> **WRITTEN INSTRUCTION**:
Copy out every line of the entries below word for word, and leave out the pictures.
───── MATERIAL SUPPLIED
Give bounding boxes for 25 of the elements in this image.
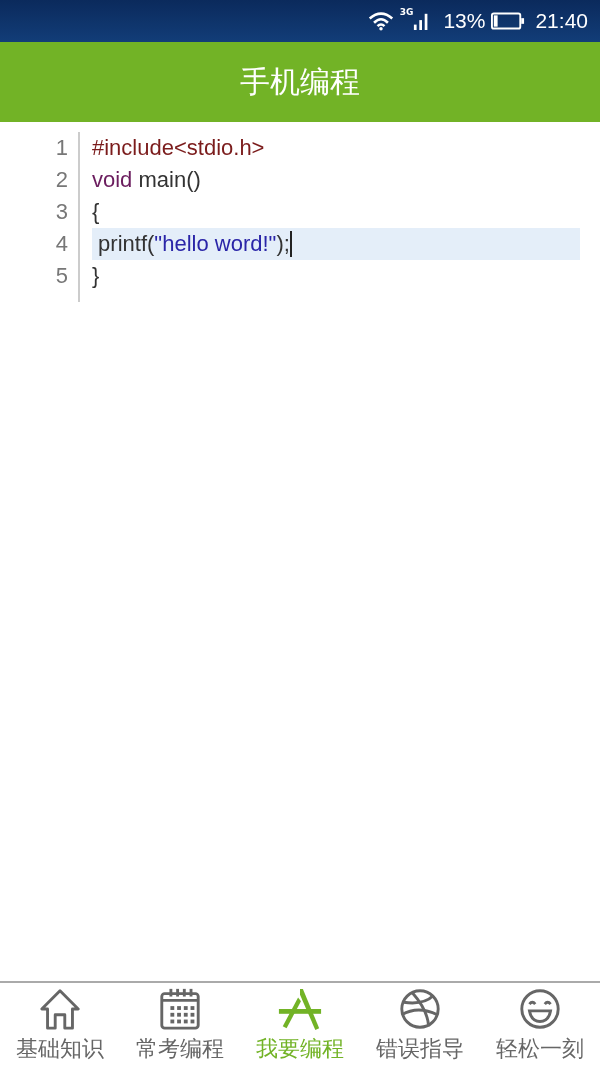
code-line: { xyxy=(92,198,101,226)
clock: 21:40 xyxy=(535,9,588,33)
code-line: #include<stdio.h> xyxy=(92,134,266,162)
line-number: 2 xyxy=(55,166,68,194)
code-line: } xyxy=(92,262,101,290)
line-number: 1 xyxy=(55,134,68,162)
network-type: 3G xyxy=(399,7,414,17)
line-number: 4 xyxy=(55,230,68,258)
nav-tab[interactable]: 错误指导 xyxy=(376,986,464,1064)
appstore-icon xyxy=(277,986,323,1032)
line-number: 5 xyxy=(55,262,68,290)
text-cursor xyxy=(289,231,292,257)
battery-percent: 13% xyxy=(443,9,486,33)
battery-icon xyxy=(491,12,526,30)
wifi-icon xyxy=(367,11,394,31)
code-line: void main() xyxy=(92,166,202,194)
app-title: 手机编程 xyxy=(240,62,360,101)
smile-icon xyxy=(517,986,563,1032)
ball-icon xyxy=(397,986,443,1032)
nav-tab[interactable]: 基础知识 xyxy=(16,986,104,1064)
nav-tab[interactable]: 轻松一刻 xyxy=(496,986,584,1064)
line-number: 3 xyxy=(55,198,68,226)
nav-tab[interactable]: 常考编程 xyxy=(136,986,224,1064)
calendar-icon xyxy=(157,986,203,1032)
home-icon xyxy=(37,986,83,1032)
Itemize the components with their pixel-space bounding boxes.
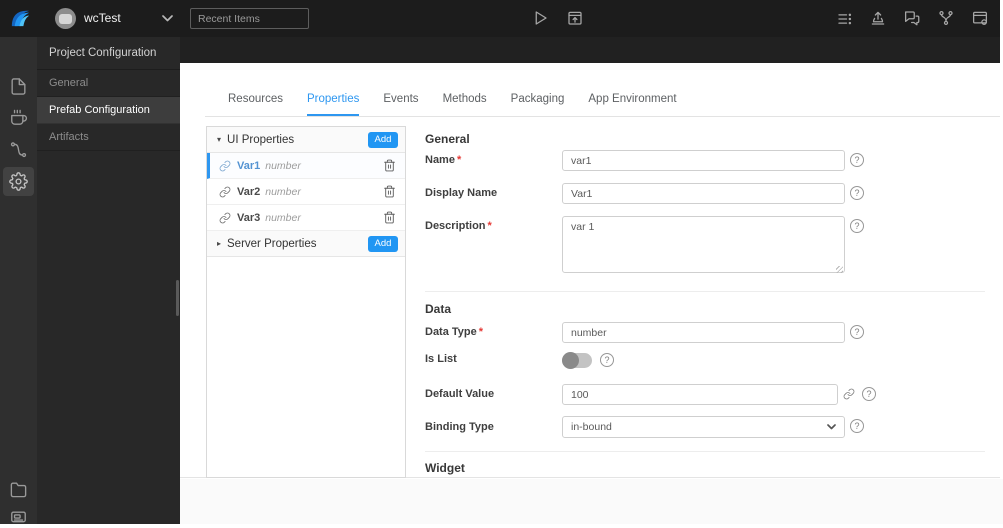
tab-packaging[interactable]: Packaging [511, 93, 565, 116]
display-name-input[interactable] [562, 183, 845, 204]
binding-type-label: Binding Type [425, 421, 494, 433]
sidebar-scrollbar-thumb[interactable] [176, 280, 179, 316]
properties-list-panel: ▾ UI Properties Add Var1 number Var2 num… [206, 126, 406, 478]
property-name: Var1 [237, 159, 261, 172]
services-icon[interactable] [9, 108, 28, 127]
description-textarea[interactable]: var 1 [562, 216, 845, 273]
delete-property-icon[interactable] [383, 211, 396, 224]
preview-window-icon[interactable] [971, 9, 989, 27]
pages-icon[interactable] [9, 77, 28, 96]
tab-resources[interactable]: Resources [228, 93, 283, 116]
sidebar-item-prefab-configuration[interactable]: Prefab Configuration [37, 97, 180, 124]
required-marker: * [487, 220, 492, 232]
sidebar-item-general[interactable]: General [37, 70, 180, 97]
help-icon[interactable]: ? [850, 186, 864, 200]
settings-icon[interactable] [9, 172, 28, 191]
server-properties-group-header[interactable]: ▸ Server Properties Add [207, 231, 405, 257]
──────────
> **SOLUTION FOR THIS PROBLEM**:
Give bounding boxes for 25 of the elements in this image.
code-line: { xyxy=(92,198,101,226)
clock: 21:40 xyxy=(535,9,588,33)
code-line: #include<stdio.h> xyxy=(92,134,266,162)
line-number: 2 xyxy=(55,166,68,194)
code-line: } xyxy=(92,262,101,290)
line-number: 1 xyxy=(55,134,68,162)
network-type: 3G xyxy=(399,7,414,17)
line-number: 4 xyxy=(55,230,68,258)
nav-tab[interactable]: 错误指导 xyxy=(376,986,464,1064)
appstore-icon xyxy=(277,986,323,1032)
line-number: 5 xyxy=(55,262,68,290)
text-cursor xyxy=(289,231,292,257)
battery-percent: 13% xyxy=(443,9,486,33)
battery-icon xyxy=(491,12,526,30)
wifi-icon xyxy=(367,11,394,31)
code-line: void main() xyxy=(92,166,202,194)
app-title: 手机编程 xyxy=(240,62,360,101)
smile-icon xyxy=(517,986,563,1032)
ball-icon xyxy=(397,986,443,1032)
nav-tab[interactable]: 基础知识 xyxy=(16,986,104,1064)
nav-tab[interactable]: 轻松一刻 xyxy=(496,986,584,1064)
line-number: 3 xyxy=(55,198,68,226)
nav-tab[interactable]: 常考编程 xyxy=(136,986,224,1064)
calendar-icon xyxy=(157,986,203,1032)
home-icon xyxy=(37,986,83,1032)
Itemize the components with their pixel-space bounding boxes.
tab-packaging[interactable]: Packaging [511, 93, 565, 116]
display-name-input[interactable] [562, 183, 845, 204]
binding-type-label: Binding Type [425, 421, 494, 433]
sidebar-scrollbar-thumb[interactable] [176, 280, 179, 316]
properties-list-panel: ▾ UI Properties Add Var1 number Var2 num… [206, 126, 406, 478]
property-name: Var1 [237, 159, 261, 172]
services-icon[interactable] [9, 108, 28, 127]
description-textarea[interactable]: var 1 [562, 216, 845, 273]
delete-property-icon[interactable] [383, 211, 396, 224]
preview-window-icon[interactable] [971, 9, 989, 27]
pages-icon[interactable] [9, 77, 28, 96]
tab-resources[interactable]: Resources [228, 93, 283, 116]
sidebar-item-prefab-configuration[interactable]: Prefab Configuration [37, 97, 180, 124]
required-marker: * [487, 220, 492, 232]
sidebar-item-general[interactable]: General [37, 70, 180, 97]
help-icon[interactable]: ? [850, 186, 864, 200]
settings-icon[interactable] [9, 172, 28, 191]
server-properties-group-header[interactable]: ▸ Server Properties Add [207, 231, 405, 257]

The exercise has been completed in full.